How Sports Teams Are Making Cities Greener

Leagues are taking an impressive range of innovative and cost-effective steps toward sustainability.

Image
Wikimedia Commons

Solar panels and recycling bins are becoming as common as hot dog vendors for professional sports teams and their venues, according to a report released last week by my colleagues at the Natural Resources Defense Council, in collaboration with the Green Sports Alliance. The process of putting the industry's operations on a more sustainable course has been ongoing for some time, and it is important: not only is the business of big-time sports highly visible in our culture, but it also can use tremendous environmental resources and generate significant emissions (think lighting at night games, air conditioning in domed stadiums, high-volume traffic getting to and fro). When teams, leagues, and stadiums make significant progress in improving their performance, they deserve our applause.

■ Data lines
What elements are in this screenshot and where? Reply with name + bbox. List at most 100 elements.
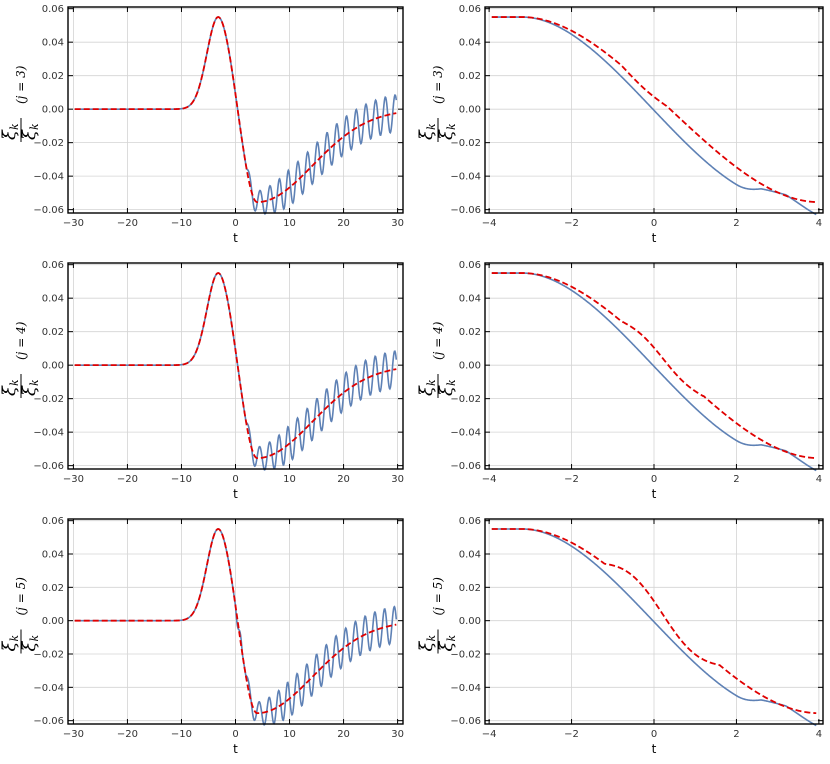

■ Challenges
(1) In the sports sustainability passage, which organization worked with the Natural Resources Defense Council on the report?
(2) Summarize the sports sustainability passage in two sentences.
The data is separate from the sports sustainability passage.

■ Answers
(1) The Green Sports Alliance.

(2) A report from the Natural Resources Defense Council and the Green Sports Alliance finds that solar panels and recycling bins are becoming common among professional sports teams and their venues. This shift toward sustainability matters because big-time sports are highly visible and can use tremendous resources and generate significant emissions, so teams, leagues, and stadiums that make real progress deserve applause.